● **To do**
Read the records below and copy each line that contains "misure".

● **Exercise data**
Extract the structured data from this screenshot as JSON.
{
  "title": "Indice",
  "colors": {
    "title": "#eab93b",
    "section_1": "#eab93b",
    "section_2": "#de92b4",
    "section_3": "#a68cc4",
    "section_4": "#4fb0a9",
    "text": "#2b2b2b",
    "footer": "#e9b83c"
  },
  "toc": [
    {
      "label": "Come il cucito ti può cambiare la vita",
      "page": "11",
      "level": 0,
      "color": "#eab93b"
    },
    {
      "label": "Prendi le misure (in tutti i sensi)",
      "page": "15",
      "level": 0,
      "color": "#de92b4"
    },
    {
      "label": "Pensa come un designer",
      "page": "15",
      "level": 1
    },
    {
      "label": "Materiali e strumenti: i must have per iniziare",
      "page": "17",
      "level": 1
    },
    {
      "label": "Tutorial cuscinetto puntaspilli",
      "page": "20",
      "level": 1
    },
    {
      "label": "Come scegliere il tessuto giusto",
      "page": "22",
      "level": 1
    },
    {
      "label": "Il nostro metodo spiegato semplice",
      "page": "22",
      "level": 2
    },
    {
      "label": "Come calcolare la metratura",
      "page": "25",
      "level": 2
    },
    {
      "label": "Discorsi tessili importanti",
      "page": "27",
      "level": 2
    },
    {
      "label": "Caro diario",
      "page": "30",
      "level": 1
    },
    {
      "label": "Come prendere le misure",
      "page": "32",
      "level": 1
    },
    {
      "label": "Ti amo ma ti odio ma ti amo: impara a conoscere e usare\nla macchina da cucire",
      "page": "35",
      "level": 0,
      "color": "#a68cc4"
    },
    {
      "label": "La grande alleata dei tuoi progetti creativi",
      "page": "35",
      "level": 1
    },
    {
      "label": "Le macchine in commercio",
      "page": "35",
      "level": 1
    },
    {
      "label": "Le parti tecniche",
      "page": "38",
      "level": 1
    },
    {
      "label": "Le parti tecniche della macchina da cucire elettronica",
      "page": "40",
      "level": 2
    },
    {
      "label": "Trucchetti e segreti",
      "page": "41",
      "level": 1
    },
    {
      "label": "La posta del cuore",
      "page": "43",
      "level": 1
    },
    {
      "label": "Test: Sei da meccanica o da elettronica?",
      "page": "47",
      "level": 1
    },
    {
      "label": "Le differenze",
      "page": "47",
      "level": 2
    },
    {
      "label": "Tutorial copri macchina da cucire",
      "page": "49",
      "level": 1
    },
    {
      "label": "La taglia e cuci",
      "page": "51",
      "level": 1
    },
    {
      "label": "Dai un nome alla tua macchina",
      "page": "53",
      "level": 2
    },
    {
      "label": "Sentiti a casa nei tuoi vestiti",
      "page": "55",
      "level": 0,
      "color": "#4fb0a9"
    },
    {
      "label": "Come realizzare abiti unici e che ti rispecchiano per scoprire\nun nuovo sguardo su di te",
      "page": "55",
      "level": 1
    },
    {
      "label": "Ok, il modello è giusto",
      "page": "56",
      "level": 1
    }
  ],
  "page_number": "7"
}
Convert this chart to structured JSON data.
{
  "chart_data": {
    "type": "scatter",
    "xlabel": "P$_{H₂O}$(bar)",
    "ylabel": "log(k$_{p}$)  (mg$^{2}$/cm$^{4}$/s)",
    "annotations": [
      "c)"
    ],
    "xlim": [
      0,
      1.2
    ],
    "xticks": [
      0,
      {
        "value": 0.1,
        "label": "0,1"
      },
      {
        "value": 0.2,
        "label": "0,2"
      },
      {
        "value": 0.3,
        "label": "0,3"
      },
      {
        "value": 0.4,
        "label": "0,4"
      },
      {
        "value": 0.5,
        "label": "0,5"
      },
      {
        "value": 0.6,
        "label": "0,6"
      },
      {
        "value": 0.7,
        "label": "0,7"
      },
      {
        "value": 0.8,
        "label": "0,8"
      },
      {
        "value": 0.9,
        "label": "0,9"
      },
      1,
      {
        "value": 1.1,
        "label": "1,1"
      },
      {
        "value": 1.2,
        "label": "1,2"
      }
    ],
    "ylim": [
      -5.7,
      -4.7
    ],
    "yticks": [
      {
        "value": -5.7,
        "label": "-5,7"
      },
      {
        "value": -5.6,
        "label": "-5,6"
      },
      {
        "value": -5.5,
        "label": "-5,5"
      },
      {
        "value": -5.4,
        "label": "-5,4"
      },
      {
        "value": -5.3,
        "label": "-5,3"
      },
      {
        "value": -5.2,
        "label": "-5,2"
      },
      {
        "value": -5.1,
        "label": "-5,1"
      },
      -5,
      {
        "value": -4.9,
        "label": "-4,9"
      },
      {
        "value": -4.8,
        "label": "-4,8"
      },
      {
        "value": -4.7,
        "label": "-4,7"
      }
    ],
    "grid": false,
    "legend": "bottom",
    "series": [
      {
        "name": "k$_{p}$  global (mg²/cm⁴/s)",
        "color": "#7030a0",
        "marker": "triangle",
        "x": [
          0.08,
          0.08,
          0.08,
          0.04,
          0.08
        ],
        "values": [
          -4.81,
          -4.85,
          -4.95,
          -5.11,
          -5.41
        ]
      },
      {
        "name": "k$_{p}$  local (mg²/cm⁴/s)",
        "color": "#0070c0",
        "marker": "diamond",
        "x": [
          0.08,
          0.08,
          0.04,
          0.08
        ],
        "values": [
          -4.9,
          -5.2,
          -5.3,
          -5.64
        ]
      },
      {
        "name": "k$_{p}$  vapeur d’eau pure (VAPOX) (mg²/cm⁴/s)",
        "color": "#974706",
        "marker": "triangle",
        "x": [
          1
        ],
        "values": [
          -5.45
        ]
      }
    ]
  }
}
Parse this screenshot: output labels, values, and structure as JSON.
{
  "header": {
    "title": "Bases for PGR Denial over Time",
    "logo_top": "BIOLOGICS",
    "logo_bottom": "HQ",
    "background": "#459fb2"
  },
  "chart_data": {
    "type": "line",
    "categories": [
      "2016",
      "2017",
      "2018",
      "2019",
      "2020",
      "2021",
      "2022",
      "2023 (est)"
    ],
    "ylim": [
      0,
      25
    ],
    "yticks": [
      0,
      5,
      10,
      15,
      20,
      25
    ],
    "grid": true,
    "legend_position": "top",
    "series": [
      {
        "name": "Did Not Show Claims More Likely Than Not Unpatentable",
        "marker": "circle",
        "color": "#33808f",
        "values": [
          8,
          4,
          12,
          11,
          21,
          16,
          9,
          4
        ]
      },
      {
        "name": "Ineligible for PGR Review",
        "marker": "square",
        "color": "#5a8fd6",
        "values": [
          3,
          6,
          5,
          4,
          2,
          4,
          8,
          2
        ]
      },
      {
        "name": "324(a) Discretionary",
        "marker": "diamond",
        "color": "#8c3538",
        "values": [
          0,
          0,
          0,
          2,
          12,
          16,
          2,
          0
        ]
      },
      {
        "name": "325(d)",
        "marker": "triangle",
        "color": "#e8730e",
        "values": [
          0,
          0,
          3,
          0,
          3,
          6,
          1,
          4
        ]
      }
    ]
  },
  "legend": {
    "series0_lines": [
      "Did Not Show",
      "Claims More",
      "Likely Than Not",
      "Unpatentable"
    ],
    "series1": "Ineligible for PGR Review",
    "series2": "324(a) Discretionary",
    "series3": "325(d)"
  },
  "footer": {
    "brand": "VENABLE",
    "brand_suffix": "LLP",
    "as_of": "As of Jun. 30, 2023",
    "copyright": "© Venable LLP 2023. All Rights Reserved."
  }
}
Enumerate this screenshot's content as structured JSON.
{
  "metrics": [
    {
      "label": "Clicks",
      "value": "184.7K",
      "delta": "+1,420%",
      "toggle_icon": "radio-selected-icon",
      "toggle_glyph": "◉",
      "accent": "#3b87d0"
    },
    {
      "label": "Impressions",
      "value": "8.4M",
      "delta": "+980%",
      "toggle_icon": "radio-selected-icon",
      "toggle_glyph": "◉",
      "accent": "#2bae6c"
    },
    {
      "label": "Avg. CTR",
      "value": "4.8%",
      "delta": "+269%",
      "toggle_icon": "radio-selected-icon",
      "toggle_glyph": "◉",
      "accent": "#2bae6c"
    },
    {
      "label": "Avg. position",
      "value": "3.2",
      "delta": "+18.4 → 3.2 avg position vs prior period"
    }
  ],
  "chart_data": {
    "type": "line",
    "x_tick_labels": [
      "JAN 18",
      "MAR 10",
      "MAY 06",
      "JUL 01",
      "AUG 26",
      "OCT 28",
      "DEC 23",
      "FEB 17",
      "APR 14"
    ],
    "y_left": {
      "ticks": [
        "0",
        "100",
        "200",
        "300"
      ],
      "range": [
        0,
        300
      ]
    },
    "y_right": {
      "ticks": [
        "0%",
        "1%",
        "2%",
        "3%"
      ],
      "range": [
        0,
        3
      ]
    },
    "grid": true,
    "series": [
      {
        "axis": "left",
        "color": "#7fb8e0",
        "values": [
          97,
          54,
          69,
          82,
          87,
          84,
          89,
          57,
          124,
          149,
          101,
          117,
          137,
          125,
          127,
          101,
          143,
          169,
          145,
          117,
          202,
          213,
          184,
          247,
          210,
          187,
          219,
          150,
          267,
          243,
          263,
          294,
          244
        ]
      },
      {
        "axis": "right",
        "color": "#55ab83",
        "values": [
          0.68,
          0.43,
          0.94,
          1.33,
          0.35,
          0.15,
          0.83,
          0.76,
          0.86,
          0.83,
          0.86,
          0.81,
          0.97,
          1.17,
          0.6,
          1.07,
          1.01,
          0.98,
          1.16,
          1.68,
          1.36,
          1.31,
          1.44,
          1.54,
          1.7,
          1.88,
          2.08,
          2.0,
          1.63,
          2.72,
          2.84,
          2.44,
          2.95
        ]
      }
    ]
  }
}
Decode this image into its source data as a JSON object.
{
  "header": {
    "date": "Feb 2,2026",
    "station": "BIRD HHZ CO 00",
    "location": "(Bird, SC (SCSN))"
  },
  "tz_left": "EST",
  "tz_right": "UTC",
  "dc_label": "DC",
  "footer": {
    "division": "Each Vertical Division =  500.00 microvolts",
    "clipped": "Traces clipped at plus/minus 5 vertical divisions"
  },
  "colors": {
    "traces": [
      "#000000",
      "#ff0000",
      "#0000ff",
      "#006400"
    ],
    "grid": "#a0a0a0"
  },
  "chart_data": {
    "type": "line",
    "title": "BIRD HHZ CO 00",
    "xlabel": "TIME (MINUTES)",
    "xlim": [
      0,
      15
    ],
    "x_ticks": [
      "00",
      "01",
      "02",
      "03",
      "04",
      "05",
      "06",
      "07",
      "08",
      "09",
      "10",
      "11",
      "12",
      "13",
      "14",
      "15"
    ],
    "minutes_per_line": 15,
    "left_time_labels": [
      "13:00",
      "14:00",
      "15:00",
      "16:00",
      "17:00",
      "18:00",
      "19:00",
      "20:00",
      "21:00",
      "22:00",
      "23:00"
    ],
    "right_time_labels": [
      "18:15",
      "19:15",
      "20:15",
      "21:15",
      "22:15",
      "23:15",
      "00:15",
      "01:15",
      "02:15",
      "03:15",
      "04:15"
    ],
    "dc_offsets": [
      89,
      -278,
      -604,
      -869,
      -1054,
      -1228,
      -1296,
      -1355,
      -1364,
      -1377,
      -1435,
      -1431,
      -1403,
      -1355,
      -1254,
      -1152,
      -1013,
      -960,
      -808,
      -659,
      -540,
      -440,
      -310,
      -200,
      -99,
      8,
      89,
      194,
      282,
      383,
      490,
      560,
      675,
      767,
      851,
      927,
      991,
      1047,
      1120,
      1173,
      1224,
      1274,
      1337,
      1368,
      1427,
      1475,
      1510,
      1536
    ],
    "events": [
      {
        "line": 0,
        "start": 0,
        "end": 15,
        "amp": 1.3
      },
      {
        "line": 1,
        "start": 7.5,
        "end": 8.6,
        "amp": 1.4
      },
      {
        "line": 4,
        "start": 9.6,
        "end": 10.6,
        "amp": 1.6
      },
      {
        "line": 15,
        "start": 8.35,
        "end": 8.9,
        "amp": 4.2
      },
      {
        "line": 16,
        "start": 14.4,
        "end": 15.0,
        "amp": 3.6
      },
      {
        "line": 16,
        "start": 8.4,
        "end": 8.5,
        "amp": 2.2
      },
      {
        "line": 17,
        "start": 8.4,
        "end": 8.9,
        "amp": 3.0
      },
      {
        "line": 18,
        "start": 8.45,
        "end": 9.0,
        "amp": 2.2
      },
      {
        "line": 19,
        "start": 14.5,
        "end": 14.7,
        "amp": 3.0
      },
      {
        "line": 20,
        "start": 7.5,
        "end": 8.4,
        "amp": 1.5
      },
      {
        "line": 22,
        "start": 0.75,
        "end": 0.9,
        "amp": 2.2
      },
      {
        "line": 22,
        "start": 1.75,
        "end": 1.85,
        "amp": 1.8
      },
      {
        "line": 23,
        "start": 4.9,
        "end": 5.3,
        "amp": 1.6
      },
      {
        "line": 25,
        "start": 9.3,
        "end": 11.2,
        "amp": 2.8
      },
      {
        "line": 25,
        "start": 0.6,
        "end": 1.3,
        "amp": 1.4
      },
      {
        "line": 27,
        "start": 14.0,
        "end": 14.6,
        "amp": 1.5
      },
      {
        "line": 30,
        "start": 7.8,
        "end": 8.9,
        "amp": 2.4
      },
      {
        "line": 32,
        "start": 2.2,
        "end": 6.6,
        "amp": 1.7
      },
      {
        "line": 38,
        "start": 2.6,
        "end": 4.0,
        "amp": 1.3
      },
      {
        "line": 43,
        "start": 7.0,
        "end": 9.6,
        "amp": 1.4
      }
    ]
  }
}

● **Solution to this problem**
      "label": "Prendi le misure (in tutti i sensi)",
      "label": "Come prendere le misure",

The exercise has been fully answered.